**TASK INSTRUCTIONS**
Show all lines from the data that include the word "BCNS".

Stored items from a collection
··········
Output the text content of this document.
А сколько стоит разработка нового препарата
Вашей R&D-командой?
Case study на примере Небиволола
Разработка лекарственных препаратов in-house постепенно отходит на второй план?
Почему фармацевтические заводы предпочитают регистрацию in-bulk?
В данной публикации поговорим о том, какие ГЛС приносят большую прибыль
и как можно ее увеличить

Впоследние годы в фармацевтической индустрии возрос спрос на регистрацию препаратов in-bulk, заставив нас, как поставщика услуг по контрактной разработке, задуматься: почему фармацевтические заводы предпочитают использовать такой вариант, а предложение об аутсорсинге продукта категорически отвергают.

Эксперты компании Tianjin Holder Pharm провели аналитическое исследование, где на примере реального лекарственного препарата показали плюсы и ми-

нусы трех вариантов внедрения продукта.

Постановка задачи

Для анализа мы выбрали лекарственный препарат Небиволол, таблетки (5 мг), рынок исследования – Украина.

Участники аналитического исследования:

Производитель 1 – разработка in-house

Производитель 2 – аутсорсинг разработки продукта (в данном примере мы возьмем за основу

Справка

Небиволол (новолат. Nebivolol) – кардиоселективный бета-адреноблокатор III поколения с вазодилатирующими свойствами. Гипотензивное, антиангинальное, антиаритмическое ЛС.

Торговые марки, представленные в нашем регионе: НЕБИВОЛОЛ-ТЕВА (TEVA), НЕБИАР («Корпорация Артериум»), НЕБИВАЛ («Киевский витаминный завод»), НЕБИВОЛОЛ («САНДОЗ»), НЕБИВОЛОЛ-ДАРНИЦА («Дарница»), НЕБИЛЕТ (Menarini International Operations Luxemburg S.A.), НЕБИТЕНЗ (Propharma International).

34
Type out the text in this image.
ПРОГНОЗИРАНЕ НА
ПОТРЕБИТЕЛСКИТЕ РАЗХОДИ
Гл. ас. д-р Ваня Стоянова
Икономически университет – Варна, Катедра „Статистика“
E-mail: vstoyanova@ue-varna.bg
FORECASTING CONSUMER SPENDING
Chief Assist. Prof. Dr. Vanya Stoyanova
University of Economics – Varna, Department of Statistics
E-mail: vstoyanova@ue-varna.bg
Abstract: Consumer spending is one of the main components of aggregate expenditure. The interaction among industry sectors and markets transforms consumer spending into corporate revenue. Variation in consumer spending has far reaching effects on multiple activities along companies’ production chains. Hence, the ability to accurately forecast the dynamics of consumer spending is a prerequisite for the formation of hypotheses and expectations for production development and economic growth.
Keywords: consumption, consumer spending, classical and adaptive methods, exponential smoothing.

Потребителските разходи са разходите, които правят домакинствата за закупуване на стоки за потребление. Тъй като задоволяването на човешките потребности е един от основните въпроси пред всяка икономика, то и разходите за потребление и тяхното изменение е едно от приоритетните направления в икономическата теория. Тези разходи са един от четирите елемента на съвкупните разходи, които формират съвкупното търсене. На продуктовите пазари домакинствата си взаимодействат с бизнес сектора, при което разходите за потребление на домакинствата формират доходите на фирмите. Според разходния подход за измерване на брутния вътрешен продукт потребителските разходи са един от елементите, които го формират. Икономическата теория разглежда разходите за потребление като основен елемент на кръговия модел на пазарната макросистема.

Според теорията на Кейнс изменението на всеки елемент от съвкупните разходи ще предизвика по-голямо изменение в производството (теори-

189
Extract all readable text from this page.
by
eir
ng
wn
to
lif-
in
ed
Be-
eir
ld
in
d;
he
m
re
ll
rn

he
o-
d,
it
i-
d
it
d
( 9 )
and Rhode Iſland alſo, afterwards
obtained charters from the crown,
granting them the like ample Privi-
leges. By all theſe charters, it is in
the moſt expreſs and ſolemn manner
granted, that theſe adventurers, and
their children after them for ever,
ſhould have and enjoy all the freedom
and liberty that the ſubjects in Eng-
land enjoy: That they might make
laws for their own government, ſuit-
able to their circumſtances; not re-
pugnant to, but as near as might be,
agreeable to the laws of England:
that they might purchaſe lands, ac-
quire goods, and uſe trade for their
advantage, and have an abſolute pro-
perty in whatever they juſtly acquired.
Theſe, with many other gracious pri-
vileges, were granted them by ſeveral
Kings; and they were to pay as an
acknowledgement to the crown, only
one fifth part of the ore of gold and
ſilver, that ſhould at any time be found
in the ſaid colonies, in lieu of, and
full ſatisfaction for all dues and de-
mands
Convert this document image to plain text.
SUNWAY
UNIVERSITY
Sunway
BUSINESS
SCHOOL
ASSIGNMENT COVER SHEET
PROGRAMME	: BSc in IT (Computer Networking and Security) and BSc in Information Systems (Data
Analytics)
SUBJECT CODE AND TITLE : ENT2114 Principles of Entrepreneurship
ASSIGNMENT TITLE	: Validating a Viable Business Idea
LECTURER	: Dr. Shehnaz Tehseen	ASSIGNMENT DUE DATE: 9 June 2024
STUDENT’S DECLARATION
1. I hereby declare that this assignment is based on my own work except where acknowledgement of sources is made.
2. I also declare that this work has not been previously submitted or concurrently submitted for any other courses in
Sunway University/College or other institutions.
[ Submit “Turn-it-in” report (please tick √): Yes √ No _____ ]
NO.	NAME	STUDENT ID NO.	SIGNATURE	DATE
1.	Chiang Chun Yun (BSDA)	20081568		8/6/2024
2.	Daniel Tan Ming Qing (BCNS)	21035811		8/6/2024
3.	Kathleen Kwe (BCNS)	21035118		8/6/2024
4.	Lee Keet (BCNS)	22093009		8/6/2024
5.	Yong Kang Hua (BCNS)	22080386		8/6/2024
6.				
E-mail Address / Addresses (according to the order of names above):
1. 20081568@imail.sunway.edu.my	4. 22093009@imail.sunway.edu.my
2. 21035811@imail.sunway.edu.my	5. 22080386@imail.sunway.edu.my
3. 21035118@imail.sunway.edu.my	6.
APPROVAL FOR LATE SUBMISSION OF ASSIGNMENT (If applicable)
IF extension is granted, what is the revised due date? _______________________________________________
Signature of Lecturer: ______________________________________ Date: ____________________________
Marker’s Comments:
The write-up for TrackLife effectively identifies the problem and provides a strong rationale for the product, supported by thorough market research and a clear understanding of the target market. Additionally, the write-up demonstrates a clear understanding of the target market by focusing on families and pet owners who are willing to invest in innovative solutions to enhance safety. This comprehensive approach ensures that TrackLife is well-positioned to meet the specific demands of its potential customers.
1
··········
**RESPONSE FOR THIS EXERCISE**
2.	Daniel Tan Ming Qing (BCNS)	21035811		8/6/2024
3.	Kathleen Kwe (BCNS)	21035118		8/6/2024
4.	Lee Keet (BCNS)	22093009		8/6/2024
5.	Yong Kang Hua (BCNS)	22080386		8/6/2024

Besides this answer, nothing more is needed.